Copy out the complete listing, word for word.

Records:
____________________

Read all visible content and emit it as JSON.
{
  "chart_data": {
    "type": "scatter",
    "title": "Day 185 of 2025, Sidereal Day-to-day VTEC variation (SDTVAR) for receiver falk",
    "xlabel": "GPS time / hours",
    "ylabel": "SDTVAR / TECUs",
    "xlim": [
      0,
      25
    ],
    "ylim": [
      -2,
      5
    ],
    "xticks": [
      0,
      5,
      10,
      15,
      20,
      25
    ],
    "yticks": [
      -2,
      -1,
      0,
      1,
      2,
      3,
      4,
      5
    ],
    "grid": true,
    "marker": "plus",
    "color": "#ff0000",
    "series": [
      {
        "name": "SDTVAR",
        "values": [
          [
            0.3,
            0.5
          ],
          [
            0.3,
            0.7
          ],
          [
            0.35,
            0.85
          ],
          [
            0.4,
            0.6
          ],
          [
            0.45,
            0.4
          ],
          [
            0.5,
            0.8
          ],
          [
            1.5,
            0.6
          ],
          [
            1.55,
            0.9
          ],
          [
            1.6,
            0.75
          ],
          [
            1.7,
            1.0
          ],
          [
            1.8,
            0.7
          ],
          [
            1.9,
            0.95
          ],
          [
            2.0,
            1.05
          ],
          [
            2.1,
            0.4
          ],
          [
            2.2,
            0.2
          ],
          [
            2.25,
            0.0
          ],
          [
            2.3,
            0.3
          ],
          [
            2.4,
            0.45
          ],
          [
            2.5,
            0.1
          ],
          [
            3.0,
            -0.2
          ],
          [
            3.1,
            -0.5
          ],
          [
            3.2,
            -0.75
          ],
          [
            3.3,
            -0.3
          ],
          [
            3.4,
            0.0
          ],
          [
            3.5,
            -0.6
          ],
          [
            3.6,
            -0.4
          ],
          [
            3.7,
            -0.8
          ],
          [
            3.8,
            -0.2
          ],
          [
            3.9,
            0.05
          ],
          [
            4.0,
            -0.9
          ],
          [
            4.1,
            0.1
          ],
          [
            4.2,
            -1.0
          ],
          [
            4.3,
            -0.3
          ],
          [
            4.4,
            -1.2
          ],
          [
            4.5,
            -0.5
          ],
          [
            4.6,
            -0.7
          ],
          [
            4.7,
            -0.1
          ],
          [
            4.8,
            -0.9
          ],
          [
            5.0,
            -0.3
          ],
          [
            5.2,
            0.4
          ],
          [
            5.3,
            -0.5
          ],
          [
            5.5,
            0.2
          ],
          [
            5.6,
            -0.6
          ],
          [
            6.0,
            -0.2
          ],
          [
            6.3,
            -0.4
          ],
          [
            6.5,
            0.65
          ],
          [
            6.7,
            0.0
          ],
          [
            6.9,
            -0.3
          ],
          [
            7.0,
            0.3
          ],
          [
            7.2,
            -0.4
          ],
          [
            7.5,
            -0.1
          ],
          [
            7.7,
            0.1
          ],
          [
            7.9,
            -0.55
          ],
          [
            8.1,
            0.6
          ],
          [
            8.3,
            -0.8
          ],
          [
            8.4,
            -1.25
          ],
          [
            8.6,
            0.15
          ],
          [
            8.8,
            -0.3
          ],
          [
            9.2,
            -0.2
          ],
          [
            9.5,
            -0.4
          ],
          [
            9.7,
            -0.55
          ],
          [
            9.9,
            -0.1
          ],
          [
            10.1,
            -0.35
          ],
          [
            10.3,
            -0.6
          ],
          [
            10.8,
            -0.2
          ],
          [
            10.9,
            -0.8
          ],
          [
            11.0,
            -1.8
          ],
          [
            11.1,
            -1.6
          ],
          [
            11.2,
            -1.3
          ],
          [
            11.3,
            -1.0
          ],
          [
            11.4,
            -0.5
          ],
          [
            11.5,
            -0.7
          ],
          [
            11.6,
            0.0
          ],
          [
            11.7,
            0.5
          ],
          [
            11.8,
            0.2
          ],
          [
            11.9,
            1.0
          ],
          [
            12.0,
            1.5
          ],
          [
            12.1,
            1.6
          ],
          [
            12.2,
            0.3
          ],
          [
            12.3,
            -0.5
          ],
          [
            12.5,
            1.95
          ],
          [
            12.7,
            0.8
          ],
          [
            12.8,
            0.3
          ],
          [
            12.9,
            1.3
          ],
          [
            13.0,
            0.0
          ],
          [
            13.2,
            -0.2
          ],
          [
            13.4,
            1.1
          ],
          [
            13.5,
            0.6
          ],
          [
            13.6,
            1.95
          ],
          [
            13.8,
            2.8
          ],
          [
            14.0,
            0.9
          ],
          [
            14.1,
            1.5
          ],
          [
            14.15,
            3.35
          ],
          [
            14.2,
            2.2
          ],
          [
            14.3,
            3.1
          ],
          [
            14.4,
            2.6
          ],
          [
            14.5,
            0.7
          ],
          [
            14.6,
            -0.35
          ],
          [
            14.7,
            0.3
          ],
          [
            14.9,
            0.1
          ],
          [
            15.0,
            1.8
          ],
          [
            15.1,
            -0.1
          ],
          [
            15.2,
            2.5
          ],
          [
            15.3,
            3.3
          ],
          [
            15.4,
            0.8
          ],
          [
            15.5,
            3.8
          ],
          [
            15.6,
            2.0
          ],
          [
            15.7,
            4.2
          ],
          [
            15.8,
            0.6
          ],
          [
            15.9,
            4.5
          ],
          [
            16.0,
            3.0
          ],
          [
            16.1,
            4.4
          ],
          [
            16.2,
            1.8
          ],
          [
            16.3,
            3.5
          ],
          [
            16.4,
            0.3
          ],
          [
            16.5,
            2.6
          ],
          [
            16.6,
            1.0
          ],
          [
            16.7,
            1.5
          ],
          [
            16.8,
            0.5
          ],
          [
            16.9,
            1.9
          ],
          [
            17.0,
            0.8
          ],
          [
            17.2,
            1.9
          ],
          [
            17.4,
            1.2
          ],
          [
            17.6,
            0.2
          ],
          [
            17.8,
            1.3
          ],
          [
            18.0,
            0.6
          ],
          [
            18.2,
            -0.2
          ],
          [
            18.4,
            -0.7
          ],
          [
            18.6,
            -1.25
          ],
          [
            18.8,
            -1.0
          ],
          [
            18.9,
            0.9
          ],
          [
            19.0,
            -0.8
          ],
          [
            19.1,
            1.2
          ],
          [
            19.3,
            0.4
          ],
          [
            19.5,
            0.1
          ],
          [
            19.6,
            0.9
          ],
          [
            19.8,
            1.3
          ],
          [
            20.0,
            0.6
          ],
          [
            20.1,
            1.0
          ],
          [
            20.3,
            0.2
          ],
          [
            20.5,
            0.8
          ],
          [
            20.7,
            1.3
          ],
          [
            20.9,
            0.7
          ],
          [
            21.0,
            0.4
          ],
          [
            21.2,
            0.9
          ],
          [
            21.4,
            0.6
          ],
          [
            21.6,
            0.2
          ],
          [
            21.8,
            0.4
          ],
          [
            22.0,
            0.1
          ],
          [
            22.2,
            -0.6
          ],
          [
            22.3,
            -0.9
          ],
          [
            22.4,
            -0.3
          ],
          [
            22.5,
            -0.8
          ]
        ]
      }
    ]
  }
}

____________________

Problem solution:
Read all visible content and emit it as JSON.
{
  "chart_data": {
    "type": "scatter",
    "title": "Day 185 of 2025, Sidereal Day-to-day VTEC variation (SDTVAR) for receiver falk",
    "xlabel": "GPS time / hours",
    "ylabel": "SDTVAR / TECUs",
    "xlim": [
      0,
      25
    ],
    "ylim": [
      -2,
      5
    ],
    "xticks": [
      0,
      5,
      10,
      15,
      20,
      25
    ],
    "yticks": [
      -2,
      -1,
      0,
      1,
      2,
      3,
      4,
      5
    ],
    "grid": true,
    "marker": "plus",
    "color": "#ff0000",
    "series": [
      {
        "name": "SDTVAR",
        "values": [
          [
            0.3,
            0.5
          ],
          [
            0.3,
            0.7
          ],
          [
            0.35,
            0.85
          ],
          [
            0.4,
            0.6
          ],
          [
            0.45,
            0.4
          ],
          [
            0.5,
            0.8
          ],
          [
            1.5,
            0.6
          ],
          [
            1.55,
            0.9
          ],
          [
            1.6,
            0.75
          ],
          [
            1.7,
            1.0
          ],
          [
            1.8,
            0.7
          ],
          [
            1.9,
            0.95
          ],
          [
            2.0,
            1.05
          ],
          [
            2.1,
            0.4
          ],
          [
            2.2,
            0.2
          ],
          [
            2.25,
            0.0
          ],
          [
            2.3,
            0.3
          ],
          [
            2.4,
            0.45
          ],
          [
            2.5,
            0.1
          ],
          [
            3.0,
            -0.2
          ],
          [
            3.1,
            -0.5
          ],
          [
            3.2,
            -0.75
          ],
          [
            3.3,
            -0.3
          ],
          [
            3.4,
            0.0
          ],
          [
            3.5,
            -0.6
          ],
          [
            3.6,
            -0.4
          ],
          [
            3.7,
            -0.8
          ],
          [
            3.8,
            -0.2
          ],
          [
            3.9,
            0.05
          ],
          [
            4.0,
            -0.9
          ],
          [
            4.1,
            0.1
          ],
          [
            4.2,
            -1.0
          ],
          [
            4.3,
            -0.3
          ],
          [
            4.4,
            -1.2
          ],
          [
            4.5,
            -0.5
          ],
          [
            4.6,
            -0.7
          ],
          [
            4.7,
            -0.1
          ],
          [
            4.8,
            -0.9
          ],
          [
            5.0,
            -0.3
          ],
          [
            5.2,
            0.4
          ],
          [
            5.3,
            -0.5
          ],
          [
            5.5,
            0.2
          ],
          [
            5.6,
            -0.6
          ],
          [
            6.0,
            -0.2
          ],
          [
            6.3,
            -0.4
          ],
          [
            6.5,
            0.65
          ],
          [
            6.7,
            0.0
          ],
          [
            6.9,
            -0.3
          ],
          [
            7.0,
            0.3
          ],
          [
            7.2,
            -0.4
          ],
          [
            7.5,
            -0.1
          ],
          [
            7.7,
            0.1
          ],
          [
            7.9,
            -0.55
          ],
          [
            8.1,
            0.6
          ],
          [
            8.3,
            -0.8
          ],
          [
            8.4,
            -1.25
          ],
          [
            8.6,
            0.15
          ],
          [
            8.8,
            -0.3
          ],
          [
            9.2,
            -0.2
          ],
          [
            9.5,
            -0.4
          ],
          [
            9.7,
            -0.55
          ],
          [
            9.9,
            -0.1
          ],
          [
            10.1,
            -0.35
          ],
          [
            10.3,
            -0.6
          ],
          [
            10.8,
            -0.2
          ],
          [
            10.9,
            -0.8
          ],
          [
            11.0,
            -1.8
          ],
          [
            11.1,
            -1.6
          ],
          [
            11.2,
            -1.3
          ],
          [
            11.3,
            -1.0
          ],
          [
            11.4,
            -0.5
          ],
          [
            11.5,
            -0.7
          ],
          [
            11.6,
            0.0
          ],
          [
            11.7,
            0.5
          ],
          [
            11.8,
            0.2
          ],
          [
            11.9,
            1.0
          ],
          [
            12.0,
            1.5
          ],
          [
            12.1,
            1.6
          ],
          [
            12.2,
            0.3
          ],
          [
            12.3,
            -0.5
          ],
          [
            12.5,
            1.95
          ],
          [
            12.7,
            0.8
          ],
          [
            12.8,
            0.3
          ],
          [
            12.9,
            1.3
          ],
          [
            13.0,
            0.0
          ],
          [
            13.2,
            -0.2
          ],
          [
            13.4,
            1.1
          ],
          [
            13.5,
            0.6
          ],
          [
            13.6,
            1.95
          ],
          [
            13.8,
            2.8
          ],
          [
            14.0,
            0.9
          ],
          [
            14.1,
            1.5
          ],
          [
            14.15,
            3.35
          ],
          [
            14.2,
            2.2
          ],
          [
            14.3,
            3.1
          ],
          [
            14.4,
            2.6
          ],
          [
            14.5,
            0.7
          ],
          [
            14.6,
            -0.35
          ],
          [
            14.7,
            0.3
          ],
          [
            14.9,
            0.1
          ],
          [
            15.0,
            1.8
          ],
          [
            15.1,
            -0.1
          ],
          [
            15.2,
            2.5
          ],
          [
            15.3,
            3.3
          ],
          [
            15.4,
            0.8
          ],
          [
            15.5,
            3.8
          ],
          [
            15.6,
            2.0
          ],
          [
            15.7,
            4.2
          ],
          [
            15.8,
            0.6
          ],
          [
            15.9,
            4.5
          ],
          [
            16.0,
            3.0
          ],
          [
            16.1,
            4.4
          ],
          [
            16.2,
            1.8
          ],
          [
            16.3,
            3.5
          ],
          [
            16.4,
            0.3
          ],
          [
            16.5,
            2.6
          ],
          [
            16.6,
            1.0
          ],
          [
            16.7,
            1.5
          ],
          [
            16.8,
            0.5
          ],
          [
            16.9,
            1.9
          ],
          [
            17.0,
            0.8
          ],
          [
            17.2,
            1.9
          ],
          [
            17.4,
            1.2
          ],
          [
            17.6,
            0.2
          ],
          [
            17.8,
            1.3
          ],
          [
            18.0,
            0.6
          ],
          [
            18.2,
            -0.2
          ],
          [
            18.4,
            -0.7
          ],
          [
            18.6,
            -1.25
          ],
          [
            18.8,
            -1.0
          ],
          [
            18.9,
            0.9
          ],
          [
            19.0,
            -0.8
          ],
          [
            19.1,
            1.2
          ],
          [
            19.3,
            0.4
          ],
          [
            19.5,
            0.1
          ],
          [
            19.6,
            0.9
          ],
          [
            19.8,
            1.3
          ],
          [
            20.0,
            0.6
          ],
          [
            20.1,
            1.0
          ],
          [
            20.3,
            0.2
          ],
          [
            20.5,
            0.8
          ],
          [
            20.7,
            1.3
          ],
          [
            20.9,
            0.7
          ],
          [
            21.0,
            0.4
          ],
          [
            21.2,
            0.9
          ],
          [
            21.4,
            0.6
          ],
          [
            21.6,
            0.2
          ],
          [
            21.8,
            0.4
          ],
          [
            22.0,
            0.1
          ],
          [
            22.2,
            -0.6
          ],
          [
            22.3,
            -0.9
          ],
          [
            22.4,
            -0.3
          ],
          [
            22.5,
            -0.8
          ]
        ]
      }
    ]
  }
}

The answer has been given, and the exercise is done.